**Request:**
The entire listing is to be repeated verbatim.

[begin Data supplied]

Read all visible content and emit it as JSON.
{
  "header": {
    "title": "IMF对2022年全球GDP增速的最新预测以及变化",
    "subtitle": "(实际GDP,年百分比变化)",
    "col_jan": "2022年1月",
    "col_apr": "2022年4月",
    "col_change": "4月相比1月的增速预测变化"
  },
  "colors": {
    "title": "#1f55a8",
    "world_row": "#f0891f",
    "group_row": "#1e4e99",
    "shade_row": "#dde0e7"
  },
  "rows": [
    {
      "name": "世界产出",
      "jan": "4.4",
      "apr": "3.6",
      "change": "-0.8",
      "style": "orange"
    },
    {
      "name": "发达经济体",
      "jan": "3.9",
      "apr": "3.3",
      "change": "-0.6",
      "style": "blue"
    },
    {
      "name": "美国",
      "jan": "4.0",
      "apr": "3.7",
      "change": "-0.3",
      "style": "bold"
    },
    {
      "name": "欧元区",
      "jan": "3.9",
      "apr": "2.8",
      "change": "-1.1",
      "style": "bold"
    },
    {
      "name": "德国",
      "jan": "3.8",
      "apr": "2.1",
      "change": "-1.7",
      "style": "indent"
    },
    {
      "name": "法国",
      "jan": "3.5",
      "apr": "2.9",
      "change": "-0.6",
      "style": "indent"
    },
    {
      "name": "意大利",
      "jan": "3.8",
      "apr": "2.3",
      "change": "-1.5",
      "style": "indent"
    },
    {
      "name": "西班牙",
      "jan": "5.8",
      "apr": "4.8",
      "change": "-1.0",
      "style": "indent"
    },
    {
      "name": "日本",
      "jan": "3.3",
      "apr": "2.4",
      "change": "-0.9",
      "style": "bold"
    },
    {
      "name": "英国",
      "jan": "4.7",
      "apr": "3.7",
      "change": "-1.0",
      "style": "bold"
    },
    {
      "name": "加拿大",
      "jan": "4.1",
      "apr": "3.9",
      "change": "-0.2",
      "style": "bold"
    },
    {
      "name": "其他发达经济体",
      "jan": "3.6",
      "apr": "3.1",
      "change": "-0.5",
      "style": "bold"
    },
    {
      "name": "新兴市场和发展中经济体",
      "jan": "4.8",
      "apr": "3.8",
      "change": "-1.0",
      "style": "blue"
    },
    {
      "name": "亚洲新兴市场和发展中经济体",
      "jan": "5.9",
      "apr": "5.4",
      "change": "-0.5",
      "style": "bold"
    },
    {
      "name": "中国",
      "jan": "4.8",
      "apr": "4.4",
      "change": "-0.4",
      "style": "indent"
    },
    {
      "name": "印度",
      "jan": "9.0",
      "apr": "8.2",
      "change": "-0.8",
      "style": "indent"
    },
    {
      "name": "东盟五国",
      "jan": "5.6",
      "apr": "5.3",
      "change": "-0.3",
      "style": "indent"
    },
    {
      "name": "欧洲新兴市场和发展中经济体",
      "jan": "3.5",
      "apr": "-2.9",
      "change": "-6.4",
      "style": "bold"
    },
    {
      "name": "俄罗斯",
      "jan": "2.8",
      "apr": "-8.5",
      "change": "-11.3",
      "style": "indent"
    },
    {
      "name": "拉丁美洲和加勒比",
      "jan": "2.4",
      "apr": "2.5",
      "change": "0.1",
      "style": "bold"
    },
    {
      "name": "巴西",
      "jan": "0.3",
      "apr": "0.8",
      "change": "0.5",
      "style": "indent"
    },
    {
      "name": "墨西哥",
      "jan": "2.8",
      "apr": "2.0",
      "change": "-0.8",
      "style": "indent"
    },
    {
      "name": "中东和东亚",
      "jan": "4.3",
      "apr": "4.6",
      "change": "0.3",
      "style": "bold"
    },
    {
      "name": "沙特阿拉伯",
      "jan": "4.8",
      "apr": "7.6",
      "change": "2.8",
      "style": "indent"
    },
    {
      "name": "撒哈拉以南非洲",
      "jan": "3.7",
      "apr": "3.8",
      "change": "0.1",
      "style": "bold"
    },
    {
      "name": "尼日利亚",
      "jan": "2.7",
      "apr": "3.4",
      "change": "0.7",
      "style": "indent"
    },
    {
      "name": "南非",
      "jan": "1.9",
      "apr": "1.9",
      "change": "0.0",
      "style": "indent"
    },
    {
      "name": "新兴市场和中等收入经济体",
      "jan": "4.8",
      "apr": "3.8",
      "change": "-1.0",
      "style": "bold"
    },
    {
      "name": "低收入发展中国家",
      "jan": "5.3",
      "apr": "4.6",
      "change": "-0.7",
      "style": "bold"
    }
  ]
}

[end Data supplied]

**Exercise output:**
Read all visible content and emit it as JSON.
{
  "header": {
    "title": "IMF对2022年全球GDP增速的最新预测以及变化",
    "subtitle": "(实际GDP,年百分比变化)",
    "col_jan": "2022年1月",
    "col_apr": "2022年4月",
    "col_change": "4月相比1月的增速预测变化"
  },
  "colors": {
    "title": "#1f55a8",
    "world_row": "#f0891f",
    "group_row": "#1e4e99",
    "shade_row": "#dde0e7"
  },
  "rows": [
    {
      "name": "世界产出",
      "jan": "4.4",
      "apr": "3.6",
      "change": "-0.8",
      "style": "orange"
    },
    {
      "name": "发达经济体",
      "jan": "3.9",
      "apr": "3.3",
      "change": "-0.6",
      "style": "blue"
    },
    {
      "name": "美国",
      "jan": "4.0",
      "apr": "3.7",
      "change": "-0.3",
      "style": "bold"
    },
    {
      "name": "欧元区",
      "jan": "3.9",
      "apr": "2.8",
      "change": "-1.1",
      "style": "bold"
    },
    {
      "name": "德国",
      "jan": "3.8",
      "apr": "2.1",
      "change": "-1.7",
      "style": "indent"
    },
    {
      "name": "法国",
      "jan": "3.5",
      "apr": "2.9",
      "change": "-0.6",
      "style": "indent"
    },
    {
      "name": "意大利",
      "jan": "3.8",
      "apr": "2.3",
      "change": "-1.5",
      "style": "indent"
    },
    {
      "name": "西班牙",
      "jan": "5.8",
      "apr": "4.8",
      "change": "-1.0",
      "style": "indent"
    },
    {
      "name": "日本",
      "jan": "3.3",
      "apr": "2.4",
      "change": "-0.9",
      "style": "bold"
    },
    {
      "name": "英国",
      "jan": "4.7",
      "apr": "3.7",
      "change": "-1.0",
      "style": "bold"
    },
    {
      "name": "加拿大",
      "jan": "4.1",
      "apr": "3.9",
      "change": "-0.2",
      "style": "bold"
    },
    {
      "name": "其他发达经济体",
      "jan": "3.6",
      "apr": "3.1",
      "change": "-0.5",
      "style": "bold"
    },
    {
      "name": "新兴市场和发展中经济体",
      "jan": "4.8",
      "apr": "3.8",
      "change": "-1.0",
      "style": "blue"
    },
    {
      "name": "亚洲新兴市场和发展中经济体",
      "jan": "5.9",
      "apr": "5.4",
      "change": "-0.5",
      "style": "bold"
    },
    {
      "name": "中国",
      "jan": "4.8",
      "apr": "4.4",
      "change": "-0.4",
      "style": "indent"
    },
    {
      "name": "印度",
      "jan": "9.0",
      "apr": "8.2",
      "change": "-0.8",
      "style": "indent"
    },
    {
      "name": "东盟五国",
      "jan": "5.6",
      "apr": "5.3",
      "change": "-0.3",
      "style": "indent"
    },
    {
      "name": "欧洲新兴市场和发展中经济体",
      "jan": "3.5",
      "apr": "-2.9",
      "change": "-6.4",
      "style": "bold"
    },
    {
      "name": "俄罗斯",
      "jan": "2.8",
      "apr": "-8.5",
      "change": "-11.3",
      "style": "indent"
    },
    {
      "name": "拉丁美洲和加勒比",
      "jan": "2.4",
      "apr": "2.5",
      "change": "0.1",
      "style": "bold"
    },
    {
      "name": "巴西",
      "jan": "0.3",
      "apr": "0.8",
      "change": "0.5",
      "style": "indent"
    },
    {
      "name": "墨西哥",
      "jan": "2.8",
      "apr": "2.0",
      "change": "-0.8",
      "style": "indent"
    },
    {
      "name": "中东和东亚",
      "jan": "4.3",
      "apr": "4.6",
      "change": "0.3",
      "style": "bold"
    },
    {
      "name": "沙特阿拉伯",
      "jan": "4.8",
      "apr": "7.6",
      "change": "2.8",
      "style": "indent"
    },
    {
      "name": "撒哈拉以南非洲",
      "jan": "3.7",
      "apr": "3.8",
      "change": "0.1",
      "style": "bold"
    },
    {
      "name": "尼日利亚",
      "jan": "2.7",
      "apr": "3.4",
      "change": "0.7",
      "style": "indent"
    },
    {
      "name": "南非",
      "jan": "1.9",
      "apr": "1.9",
      "change": "0.0",
      "style": "indent"
    },
    {
      "name": "新兴市场和中等收入经济体",
      "jan": "4.8",
      "apr": "3.8",
      "change": "-1.0",
      "style": "bold"
    },
    {
      "name": "低收入发展中国家",
      "jan": "5.3",
      "apr": "4.6",
      "change": "-0.7",
      "style": "bold"
    }
  ]
}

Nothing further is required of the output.